§ What the task requires
Extract every line of the material that holds the string "cardiaco".

§ Supplied material
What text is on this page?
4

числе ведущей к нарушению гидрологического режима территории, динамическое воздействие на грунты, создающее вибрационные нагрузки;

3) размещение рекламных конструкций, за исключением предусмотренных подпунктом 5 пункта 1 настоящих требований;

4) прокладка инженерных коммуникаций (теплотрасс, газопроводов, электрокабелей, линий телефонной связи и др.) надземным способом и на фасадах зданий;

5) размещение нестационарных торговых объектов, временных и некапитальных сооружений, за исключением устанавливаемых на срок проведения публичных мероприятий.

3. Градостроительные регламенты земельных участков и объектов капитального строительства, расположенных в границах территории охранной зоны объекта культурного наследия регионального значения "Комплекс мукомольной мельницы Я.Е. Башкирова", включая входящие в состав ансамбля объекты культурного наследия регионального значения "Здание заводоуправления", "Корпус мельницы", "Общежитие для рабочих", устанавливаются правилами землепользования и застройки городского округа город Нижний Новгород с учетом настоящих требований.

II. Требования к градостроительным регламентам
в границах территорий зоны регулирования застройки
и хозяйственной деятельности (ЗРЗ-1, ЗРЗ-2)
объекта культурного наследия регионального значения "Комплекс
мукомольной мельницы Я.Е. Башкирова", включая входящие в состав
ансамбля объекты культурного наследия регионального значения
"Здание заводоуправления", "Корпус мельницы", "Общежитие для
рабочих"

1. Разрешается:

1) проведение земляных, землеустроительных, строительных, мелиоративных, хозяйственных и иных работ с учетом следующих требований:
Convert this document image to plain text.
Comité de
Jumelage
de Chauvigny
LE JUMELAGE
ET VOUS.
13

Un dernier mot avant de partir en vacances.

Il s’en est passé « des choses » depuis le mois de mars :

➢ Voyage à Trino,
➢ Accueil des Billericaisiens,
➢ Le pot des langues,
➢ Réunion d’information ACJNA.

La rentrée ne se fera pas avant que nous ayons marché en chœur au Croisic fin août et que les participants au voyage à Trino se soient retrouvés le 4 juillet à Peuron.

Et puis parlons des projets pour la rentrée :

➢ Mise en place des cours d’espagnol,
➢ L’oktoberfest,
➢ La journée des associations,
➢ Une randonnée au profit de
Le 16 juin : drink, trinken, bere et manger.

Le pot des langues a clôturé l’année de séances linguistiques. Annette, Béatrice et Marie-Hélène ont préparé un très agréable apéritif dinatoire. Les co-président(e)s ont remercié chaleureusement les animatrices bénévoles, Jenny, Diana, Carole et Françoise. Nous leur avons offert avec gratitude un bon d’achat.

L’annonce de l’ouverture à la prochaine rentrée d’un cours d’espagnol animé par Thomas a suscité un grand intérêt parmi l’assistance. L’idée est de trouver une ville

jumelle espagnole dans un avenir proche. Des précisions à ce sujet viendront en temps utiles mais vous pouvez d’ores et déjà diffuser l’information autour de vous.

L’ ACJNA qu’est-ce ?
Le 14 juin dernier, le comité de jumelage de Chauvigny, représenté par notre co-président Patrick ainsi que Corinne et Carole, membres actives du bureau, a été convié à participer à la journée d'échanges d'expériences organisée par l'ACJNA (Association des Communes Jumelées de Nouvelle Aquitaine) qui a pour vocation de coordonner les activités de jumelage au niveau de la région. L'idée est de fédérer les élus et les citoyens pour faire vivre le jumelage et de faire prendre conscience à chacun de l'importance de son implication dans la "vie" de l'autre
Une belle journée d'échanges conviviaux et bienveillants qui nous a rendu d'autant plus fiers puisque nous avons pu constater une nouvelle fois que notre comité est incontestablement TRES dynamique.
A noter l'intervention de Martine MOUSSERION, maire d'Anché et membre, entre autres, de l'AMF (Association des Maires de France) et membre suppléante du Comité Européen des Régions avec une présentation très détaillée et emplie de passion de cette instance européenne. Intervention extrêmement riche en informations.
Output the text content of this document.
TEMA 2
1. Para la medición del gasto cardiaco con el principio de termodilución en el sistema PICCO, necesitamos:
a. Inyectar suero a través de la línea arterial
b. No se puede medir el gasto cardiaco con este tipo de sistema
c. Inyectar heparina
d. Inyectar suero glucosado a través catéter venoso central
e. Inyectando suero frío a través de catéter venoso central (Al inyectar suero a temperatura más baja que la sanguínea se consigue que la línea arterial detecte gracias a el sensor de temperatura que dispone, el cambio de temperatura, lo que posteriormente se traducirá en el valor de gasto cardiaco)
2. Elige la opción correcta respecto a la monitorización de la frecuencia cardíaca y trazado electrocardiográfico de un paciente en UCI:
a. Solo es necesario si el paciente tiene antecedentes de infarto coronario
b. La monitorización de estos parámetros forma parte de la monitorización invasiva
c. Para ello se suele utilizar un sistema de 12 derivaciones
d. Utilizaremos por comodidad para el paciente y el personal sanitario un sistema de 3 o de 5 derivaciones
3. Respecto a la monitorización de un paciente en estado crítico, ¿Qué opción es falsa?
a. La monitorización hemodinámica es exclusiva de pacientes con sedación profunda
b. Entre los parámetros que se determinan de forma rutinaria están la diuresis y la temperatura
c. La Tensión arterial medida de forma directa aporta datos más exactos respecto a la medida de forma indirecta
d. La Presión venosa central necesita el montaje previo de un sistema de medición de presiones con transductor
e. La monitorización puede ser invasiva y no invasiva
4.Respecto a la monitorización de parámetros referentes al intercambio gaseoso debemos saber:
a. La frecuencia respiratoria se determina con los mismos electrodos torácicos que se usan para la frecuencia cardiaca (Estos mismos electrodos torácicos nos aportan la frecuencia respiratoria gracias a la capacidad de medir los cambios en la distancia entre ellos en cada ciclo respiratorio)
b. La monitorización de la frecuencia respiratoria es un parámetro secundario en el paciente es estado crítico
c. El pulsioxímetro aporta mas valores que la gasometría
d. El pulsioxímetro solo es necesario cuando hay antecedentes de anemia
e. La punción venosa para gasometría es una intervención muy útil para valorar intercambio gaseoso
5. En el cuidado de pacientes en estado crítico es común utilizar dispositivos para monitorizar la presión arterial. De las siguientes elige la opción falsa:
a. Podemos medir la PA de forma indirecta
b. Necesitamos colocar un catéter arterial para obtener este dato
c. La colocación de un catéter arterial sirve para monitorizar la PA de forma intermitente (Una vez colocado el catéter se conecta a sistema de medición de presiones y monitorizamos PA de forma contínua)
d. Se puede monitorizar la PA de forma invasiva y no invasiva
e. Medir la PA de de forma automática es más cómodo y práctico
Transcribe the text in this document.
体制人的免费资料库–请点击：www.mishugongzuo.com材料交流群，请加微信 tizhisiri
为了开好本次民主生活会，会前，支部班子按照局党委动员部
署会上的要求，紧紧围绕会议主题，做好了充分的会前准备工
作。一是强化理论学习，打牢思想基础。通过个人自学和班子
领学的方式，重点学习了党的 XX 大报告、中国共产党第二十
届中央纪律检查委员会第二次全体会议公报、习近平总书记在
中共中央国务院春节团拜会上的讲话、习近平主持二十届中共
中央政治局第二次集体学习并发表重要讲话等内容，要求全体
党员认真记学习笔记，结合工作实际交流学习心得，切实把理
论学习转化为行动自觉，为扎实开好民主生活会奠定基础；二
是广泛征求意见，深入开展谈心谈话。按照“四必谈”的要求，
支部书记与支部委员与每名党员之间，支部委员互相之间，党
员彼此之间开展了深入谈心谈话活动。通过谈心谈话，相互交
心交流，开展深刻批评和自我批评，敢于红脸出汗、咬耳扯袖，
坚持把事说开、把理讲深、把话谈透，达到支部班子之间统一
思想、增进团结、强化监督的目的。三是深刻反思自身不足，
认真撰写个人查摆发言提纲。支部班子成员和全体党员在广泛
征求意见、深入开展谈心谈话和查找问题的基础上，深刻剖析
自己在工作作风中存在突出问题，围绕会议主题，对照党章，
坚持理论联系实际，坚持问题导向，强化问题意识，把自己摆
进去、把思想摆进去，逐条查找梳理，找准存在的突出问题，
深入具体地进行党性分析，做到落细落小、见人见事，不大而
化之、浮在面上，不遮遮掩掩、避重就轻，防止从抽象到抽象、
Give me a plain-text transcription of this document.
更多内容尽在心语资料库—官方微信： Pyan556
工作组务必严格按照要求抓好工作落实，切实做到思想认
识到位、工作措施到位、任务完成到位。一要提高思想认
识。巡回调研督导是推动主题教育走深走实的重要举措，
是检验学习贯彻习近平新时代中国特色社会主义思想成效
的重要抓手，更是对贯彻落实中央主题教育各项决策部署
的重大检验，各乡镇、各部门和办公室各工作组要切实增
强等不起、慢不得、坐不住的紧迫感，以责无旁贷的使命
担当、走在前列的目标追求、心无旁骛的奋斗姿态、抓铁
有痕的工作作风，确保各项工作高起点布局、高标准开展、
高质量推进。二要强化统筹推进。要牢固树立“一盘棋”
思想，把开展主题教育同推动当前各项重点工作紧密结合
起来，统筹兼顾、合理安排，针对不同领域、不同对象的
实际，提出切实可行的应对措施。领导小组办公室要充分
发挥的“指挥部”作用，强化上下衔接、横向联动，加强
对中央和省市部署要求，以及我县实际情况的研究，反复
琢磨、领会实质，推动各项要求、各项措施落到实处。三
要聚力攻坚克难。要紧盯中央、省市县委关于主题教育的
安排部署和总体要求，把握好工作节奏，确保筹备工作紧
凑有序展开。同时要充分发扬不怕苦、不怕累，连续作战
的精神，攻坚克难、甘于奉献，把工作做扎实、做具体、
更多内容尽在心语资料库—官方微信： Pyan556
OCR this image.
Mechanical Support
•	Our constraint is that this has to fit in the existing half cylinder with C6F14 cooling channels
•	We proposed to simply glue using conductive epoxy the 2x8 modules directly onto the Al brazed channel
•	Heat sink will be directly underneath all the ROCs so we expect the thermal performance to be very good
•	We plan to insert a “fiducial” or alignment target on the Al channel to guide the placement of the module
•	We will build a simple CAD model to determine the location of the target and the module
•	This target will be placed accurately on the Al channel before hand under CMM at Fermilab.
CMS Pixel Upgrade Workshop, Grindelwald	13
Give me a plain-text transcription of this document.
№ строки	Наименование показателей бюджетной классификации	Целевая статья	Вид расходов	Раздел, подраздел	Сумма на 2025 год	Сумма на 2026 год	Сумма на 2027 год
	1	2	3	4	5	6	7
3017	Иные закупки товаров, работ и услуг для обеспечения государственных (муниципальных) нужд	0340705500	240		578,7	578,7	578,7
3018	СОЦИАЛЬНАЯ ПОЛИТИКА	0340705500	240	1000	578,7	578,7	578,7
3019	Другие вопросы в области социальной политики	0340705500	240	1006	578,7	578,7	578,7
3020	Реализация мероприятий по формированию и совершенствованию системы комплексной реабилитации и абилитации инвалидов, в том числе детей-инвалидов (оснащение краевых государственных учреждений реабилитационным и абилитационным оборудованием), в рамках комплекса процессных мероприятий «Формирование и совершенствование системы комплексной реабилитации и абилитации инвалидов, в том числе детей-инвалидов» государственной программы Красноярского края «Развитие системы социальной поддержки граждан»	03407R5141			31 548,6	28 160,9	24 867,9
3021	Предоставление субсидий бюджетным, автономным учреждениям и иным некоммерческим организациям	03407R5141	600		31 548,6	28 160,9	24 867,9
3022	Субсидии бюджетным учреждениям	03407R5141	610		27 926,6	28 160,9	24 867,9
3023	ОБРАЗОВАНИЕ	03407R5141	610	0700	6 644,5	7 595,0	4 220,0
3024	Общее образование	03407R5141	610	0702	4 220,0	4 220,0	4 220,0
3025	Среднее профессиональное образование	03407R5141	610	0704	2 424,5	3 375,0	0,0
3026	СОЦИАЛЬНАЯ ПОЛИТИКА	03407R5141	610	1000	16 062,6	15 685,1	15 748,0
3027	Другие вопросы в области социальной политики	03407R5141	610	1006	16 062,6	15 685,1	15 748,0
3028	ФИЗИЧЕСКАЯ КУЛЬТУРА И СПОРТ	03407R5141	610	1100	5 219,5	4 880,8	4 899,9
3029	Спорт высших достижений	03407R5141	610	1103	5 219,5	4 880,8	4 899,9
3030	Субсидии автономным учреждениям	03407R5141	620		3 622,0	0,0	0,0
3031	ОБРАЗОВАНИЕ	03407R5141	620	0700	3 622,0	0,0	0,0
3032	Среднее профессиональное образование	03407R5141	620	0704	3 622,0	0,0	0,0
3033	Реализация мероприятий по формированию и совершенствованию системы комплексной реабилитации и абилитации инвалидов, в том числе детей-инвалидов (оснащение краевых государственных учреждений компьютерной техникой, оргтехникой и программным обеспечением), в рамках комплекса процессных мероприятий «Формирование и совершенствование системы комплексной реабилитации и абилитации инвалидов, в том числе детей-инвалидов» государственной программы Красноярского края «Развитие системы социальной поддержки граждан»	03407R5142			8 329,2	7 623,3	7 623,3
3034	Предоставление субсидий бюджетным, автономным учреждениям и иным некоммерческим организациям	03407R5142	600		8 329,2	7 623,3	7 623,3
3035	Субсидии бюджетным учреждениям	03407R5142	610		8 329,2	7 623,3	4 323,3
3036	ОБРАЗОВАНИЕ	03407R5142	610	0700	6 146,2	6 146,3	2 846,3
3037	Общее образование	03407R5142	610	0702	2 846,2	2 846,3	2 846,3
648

§ Task output
1. Para la medición del gasto cardiaco con el principio de termodilución en el sistema PICCO, necesitamos:
b. No se puede medir el gasto cardiaco con este tipo de sistema
e. Inyectando suero frío a través de catéter venoso central (Al inyectar suero a temperatura más baja que la sanguínea se consigue que la línea arterial detecte gracias a el sensor de temperatura que dispone, el cambio de temperatura, lo que posteriormente se traducirá en el valor de gasto cardiaco)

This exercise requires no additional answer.